Collected data entries
* * * * *

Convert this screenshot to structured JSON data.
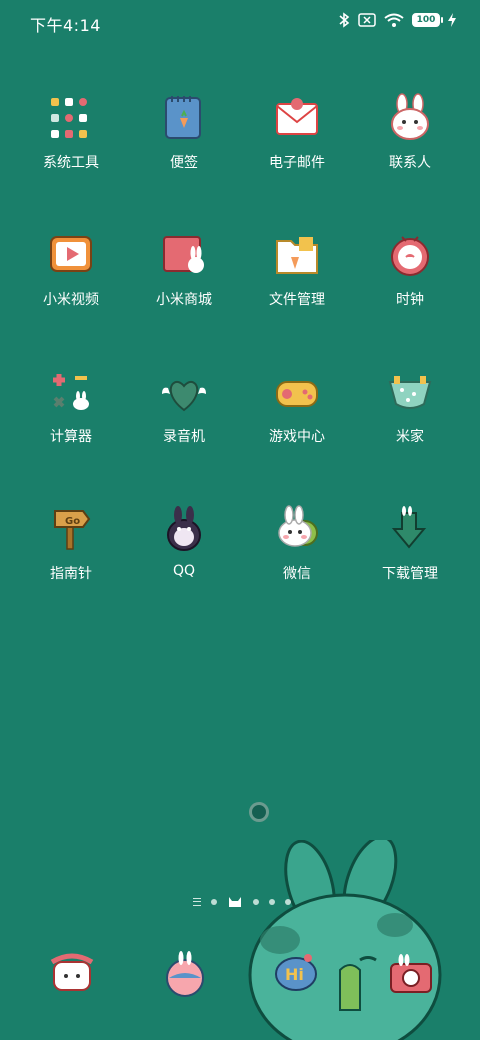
{
  "status_bar": {
    "time": "下午4:14",
    "battery": "100"
  },
  "apps": [
    {
      "label": "系统工具",
      "icon": "tools-grid-icon"
    },
    {
      "label": "便签",
      "icon": "notepad-icon"
    },
    {
      "label": "电子邮件",
      "icon": "envelope-icon"
    },
    {
      "label": "联系人",
      "icon": "bunny-contact-icon"
    },
    {
      "label": "小米视频",
      "icon": "video-play-icon"
    },
    {
      "label": "小米商城",
      "icon": "store-box-icon"
    },
    {
      "label": "文件管理",
      "icon": "folder-icon"
    },
    {
      "label": "时钟",
      "icon": "alarm-clock-icon"
    },
    {
      "label": "计算器",
      "icon": "calculator-icon"
    },
    {
      "label": "录音机",
      "icon": "winged-heart-icon"
    },
    {
      "label": "游戏中心",
      "icon": "gamepad-icon"
    },
    {
      "label": "米家",
      "icon": "home-cloth-icon"
    },
    {
      "label": "指南针",
      "icon": "signpost-icon"
    },
    {
      "label": "QQ",
      "icon": "penguin-bunny-icon"
    },
    {
      "label": "微信",
      "icon": "wechat-bunny-icon"
    },
    {
      "label": "下载管理",
      "icon": "download-arrow-icon"
    }
  ],
  "dock": [
    {
      "icon": "phone-bunny-icon"
    },
    {
      "icon": "globe-bunny-icon"
    },
    {
      "icon": "hi-chat-icon"
    },
    {
      "icon": "camera-bunny-icon"
    }
  ],
  "colors": {
    "wallpaper": "#1a7f6a",
    "accent_pink": "#e46a72",
    "accent_yellow": "#f2c24d"
  }
}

* * * * *

§ **Short problem**:
Write out the listing above exactly as it stands, pictures excluded.

§ **Final answer**:
Convert this screenshot to structured JSON data.
{
  "status_bar": {
    "time": "下午4:14",
    "battery": "100"
  },
  "apps": [
    {
      "label": "系统工具",
      "icon": "tools-grid-icon"
    },
    {
      "label": "便签",
      "icon": "notepad-icon"
    },
    {
      "label": "电子邮件",
      "icon": "envelope-icon"
    },
    {
      "label": "联系人",
      "icon": "bunny-contact-icon"
    },
    {
      "label": "小米视频",
      "icon": "video-play-icon"
    },
    {
      "label": "小米商城",
      "icon": "store-box-icon"
    },
    {
      "label": "文件管理",
      "icon": "folder-icon"
    },
    {
      "label": "时钟",
      "icon": "alarm-clock-icon"
    },
    {
      "label": "计算器",
      "icon": "calculator-icon"
    },
    {
      "label": "录音机",
      "icon": "winged-heart-icon"
    },
    {
      "label": "游戏中心",
      "icon": "gamepad-icon"
    },
    {
      "label": "米家",
      "icon": "home-cloth-icon"
    },
    {
      "label": "指南针",
      "icon": "signpost-icon"
    },
    {
      "label": "QQ",
      "icon": "penguin-bunny-icon"
    },
    {
      "label": "微信",
      "icon": "wechat-bunny-icon"
    },
    {
      "label": "下载管理",
      "icon": "download-arrow-icon"
    }
  ],
  "dock": [
    {
      "icon": "phone-bunny-icon"
    },
    {
      "icon": "globe-bunny-icon"
    },
    {
      "icon": "hi-chat-icon"
    },
    {
      "icon": "camera-bunny-icon"
    }
  ],
  "colors": {
    "wallpaper": "#1a7f6a",
    "accent_pink": "#e46a72",
    "accent_yellow": "#f2c24d"
  }
}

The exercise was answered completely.